Aim of the task: From the listing below, pick out each line with the word "pages".

+++ Record extracts

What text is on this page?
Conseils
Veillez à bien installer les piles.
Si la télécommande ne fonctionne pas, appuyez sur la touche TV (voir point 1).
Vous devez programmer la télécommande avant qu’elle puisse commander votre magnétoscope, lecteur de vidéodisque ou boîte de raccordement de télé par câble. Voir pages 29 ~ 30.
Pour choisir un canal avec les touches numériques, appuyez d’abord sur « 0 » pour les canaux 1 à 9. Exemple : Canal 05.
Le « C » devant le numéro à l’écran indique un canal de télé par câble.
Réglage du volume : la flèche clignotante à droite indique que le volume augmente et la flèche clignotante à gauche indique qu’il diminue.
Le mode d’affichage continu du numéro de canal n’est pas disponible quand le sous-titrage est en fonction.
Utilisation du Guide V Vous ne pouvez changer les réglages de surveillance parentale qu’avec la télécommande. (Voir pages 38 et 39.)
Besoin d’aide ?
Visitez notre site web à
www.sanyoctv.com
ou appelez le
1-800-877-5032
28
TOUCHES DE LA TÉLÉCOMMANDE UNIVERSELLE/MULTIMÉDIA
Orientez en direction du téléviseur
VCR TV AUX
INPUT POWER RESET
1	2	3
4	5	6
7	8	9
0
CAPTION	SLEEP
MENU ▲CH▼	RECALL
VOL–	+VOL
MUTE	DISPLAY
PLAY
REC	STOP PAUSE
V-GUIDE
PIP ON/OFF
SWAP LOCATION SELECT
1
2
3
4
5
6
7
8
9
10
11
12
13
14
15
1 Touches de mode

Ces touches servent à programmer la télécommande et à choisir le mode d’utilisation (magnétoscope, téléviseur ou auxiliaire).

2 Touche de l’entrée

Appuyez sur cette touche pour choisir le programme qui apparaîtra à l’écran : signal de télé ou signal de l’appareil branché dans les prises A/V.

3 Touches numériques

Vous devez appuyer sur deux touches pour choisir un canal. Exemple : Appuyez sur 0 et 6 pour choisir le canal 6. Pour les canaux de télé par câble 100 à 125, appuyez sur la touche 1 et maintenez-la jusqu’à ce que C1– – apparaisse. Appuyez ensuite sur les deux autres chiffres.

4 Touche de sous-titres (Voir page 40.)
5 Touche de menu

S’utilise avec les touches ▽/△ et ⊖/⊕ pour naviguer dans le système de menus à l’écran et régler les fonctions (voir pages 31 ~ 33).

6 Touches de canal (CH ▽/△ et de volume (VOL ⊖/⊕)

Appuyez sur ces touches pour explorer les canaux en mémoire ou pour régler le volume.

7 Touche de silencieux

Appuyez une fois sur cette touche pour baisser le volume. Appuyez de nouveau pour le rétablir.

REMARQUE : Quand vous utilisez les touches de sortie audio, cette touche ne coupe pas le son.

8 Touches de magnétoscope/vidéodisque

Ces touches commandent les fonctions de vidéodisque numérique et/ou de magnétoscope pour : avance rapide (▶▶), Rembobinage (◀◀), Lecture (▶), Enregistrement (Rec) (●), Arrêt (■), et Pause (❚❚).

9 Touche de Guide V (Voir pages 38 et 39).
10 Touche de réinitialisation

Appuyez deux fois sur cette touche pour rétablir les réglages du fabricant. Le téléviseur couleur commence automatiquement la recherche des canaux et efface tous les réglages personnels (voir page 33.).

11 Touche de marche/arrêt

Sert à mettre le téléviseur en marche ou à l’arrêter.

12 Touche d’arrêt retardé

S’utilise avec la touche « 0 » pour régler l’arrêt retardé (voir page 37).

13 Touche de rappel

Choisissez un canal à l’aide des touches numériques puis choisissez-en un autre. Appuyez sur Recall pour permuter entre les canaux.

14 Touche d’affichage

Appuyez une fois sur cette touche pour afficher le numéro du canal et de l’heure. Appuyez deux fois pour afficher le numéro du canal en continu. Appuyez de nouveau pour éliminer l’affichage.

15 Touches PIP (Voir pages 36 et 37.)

++++++

Correct answer:
Vous devez programmer la télécommande avant qu’elle puisse commander votre magnétoscope, lecteur de vidéodisque ou boîte de raccordement de télé par câble. Voir pages 29 ~ 30.
Utilisation du Guide V Vous ne pouvez changer les réglages de surveillance parentale qu’avec la télécommande. (Voir pages 38 et 39.)
S’utilise avec les touches ▽/△ et ⊖/⊕ pour naviguer dans le système de menus à l’écran et régler les fonctions (voir pages 31 ~ 33).
9 Touche de Guide V (Voir pages 38 et 39).
15 Touches PIP (Voir pages 36 et 37.)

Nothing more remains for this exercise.